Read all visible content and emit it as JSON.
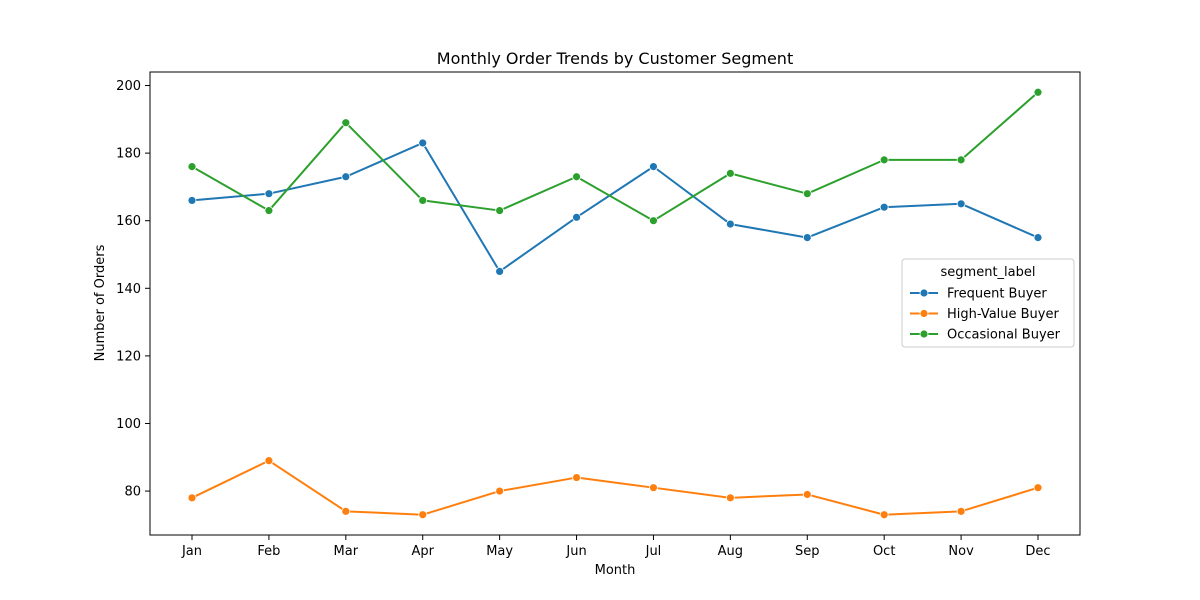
{
  "chart_data": {
    "type": "line",
    "title": "Monthly Order Trends by Customer Segment",
    "xlabel": "Month",
    "ylabel": "Number of Orders",
    "categories": [
      "Jan",
      "Feb",
      "Mar",
      "Apr",
      "May",
      "Jun",
      "Jul",
      "Aug",
      "Sep",
      "Oct",
      "Nov",
      "Dec"
    ],
    "ylim": [
      67,
      204
    ],
    "yticks": [
      80,
      100,
      120,
      140,
      160,
      180,
      200
    ],
    "grid": false,
    "legend": {
      "title": "segment_label",
      "placement": "center-right"
    },
    "series": [
      {
        "name": "Frequent Buyer",
        "color": "#1f77b4",
        "values": [
          166,
          168,
          173,
          183,
          145,
          161,
          176,
          159,
          155,
          164,
          165,
          155
        ]
      },
      {
        "name": "High-Value Buyer",
        "color": "#ff7f0e",
        "values": [
          78,
          89,
          74,
          73,
          80,
          84,
          81,
          78,
          79,
          73,
          74,
          81
        ]
      },
      {
        "name": "Occasional Buyer",
        "color": "#2ca02c",
        "values": [
          176,
          163,
          189,
          166,
          163,
          173,
          160,
          174,
          168,
          178,
          178,
          198
        ]
      }
    ]
  }
}
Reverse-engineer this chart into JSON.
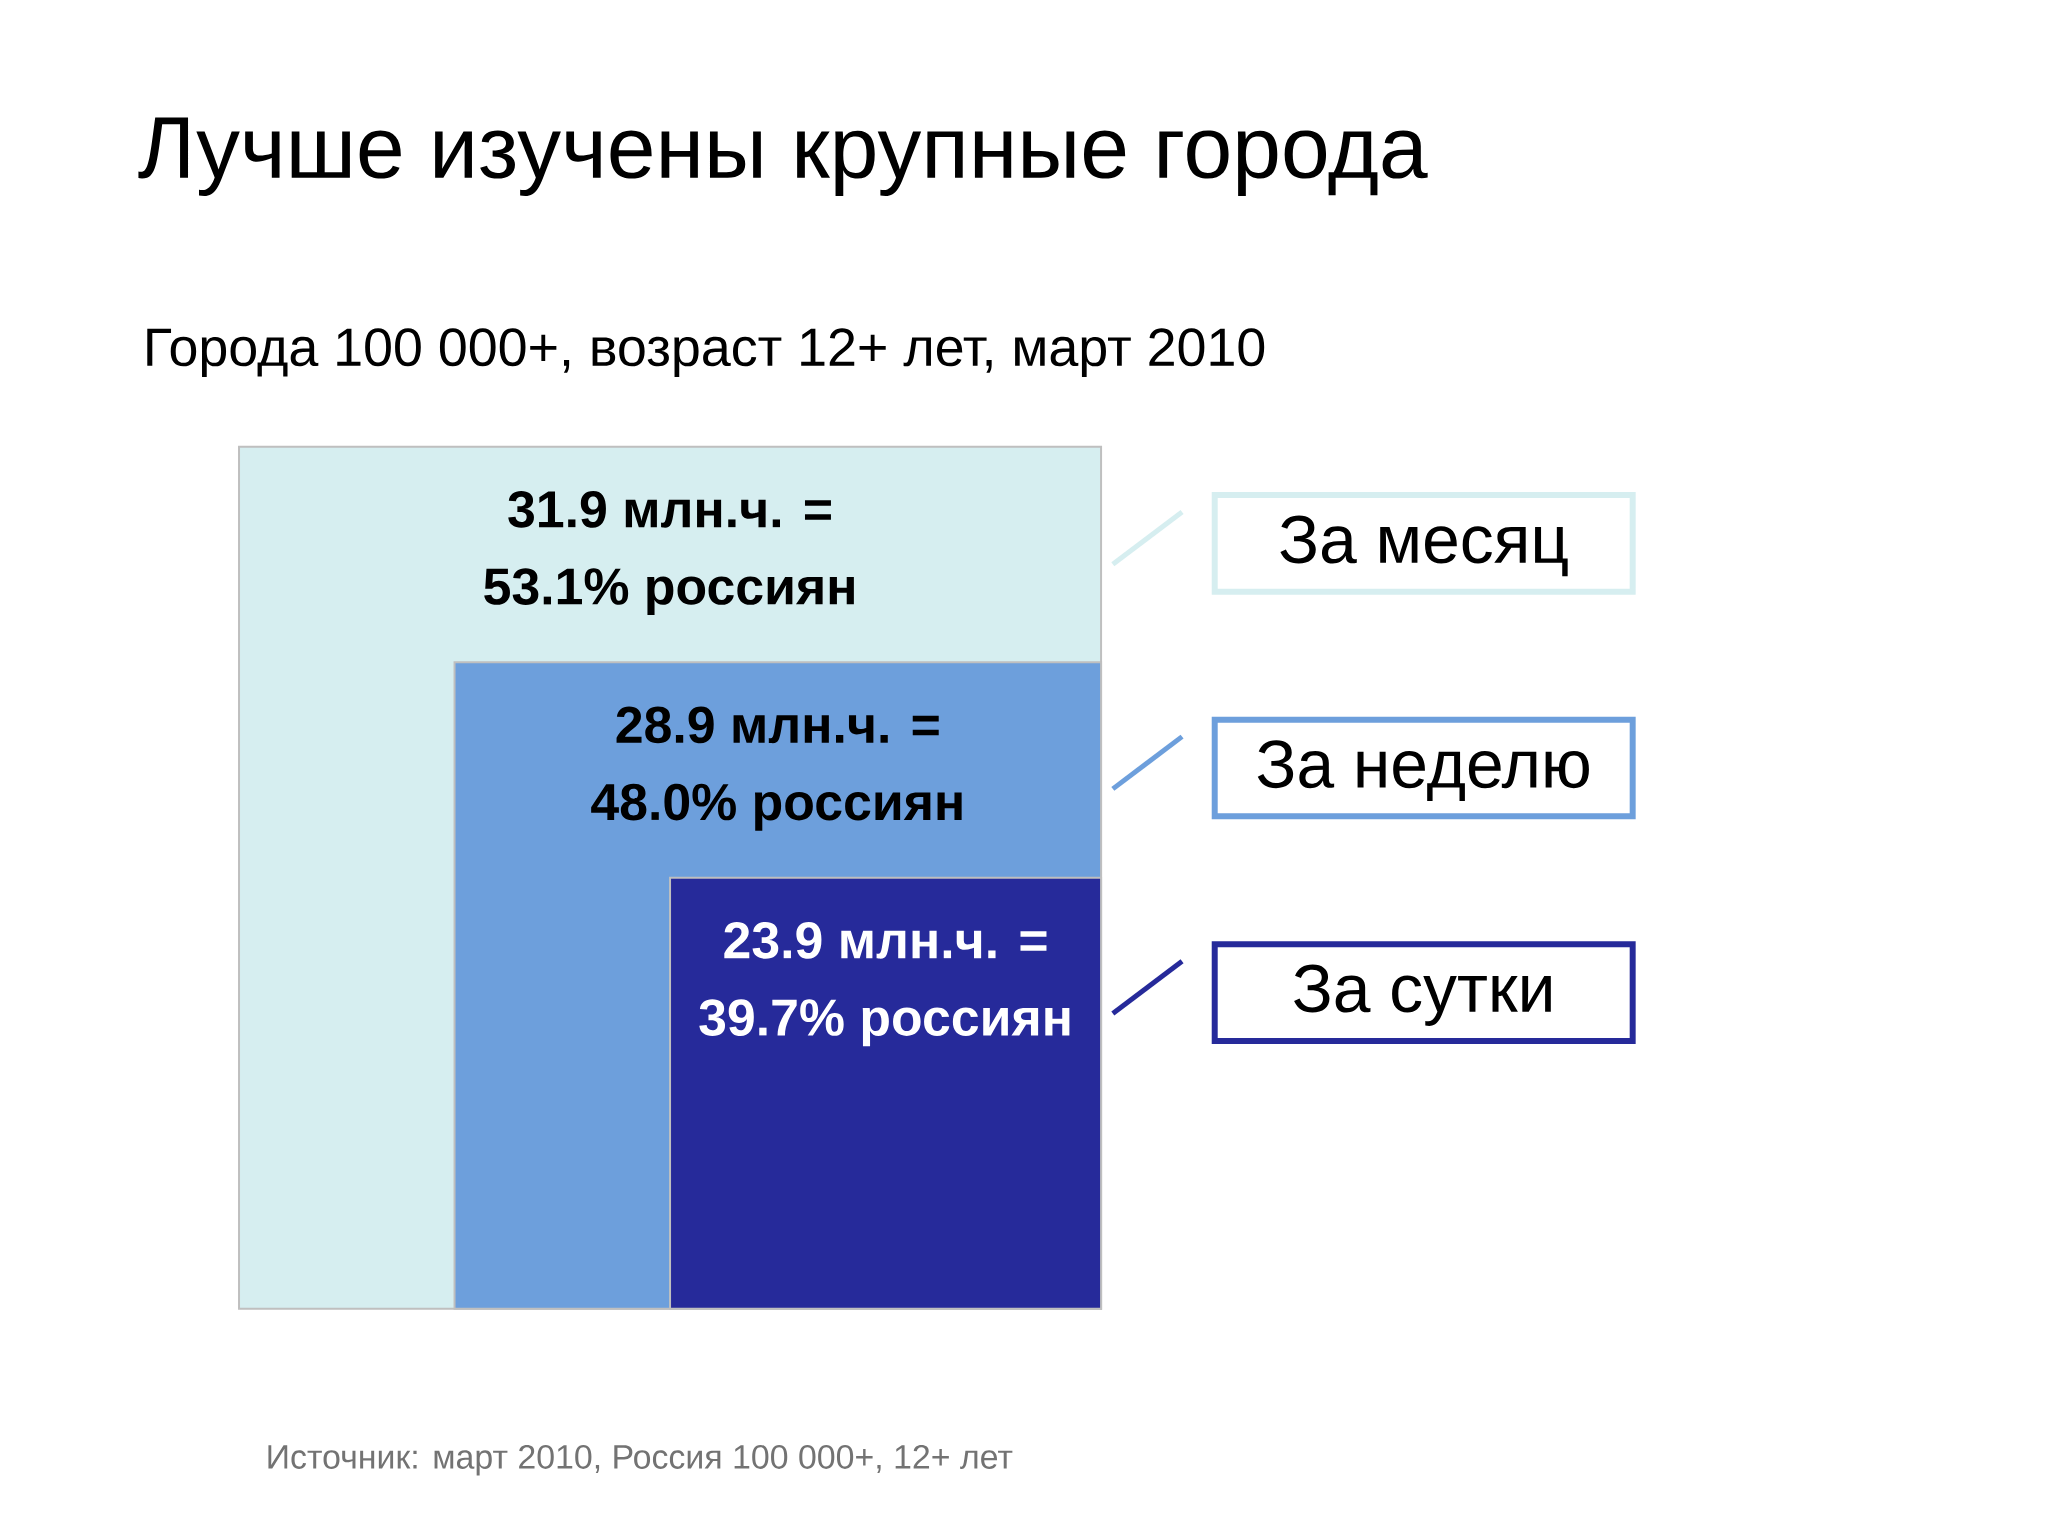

• • • • •

[Aim] Using the entries above, tally how many lines have the word "JSON" in them; write the number and nothing more.

[The output] 2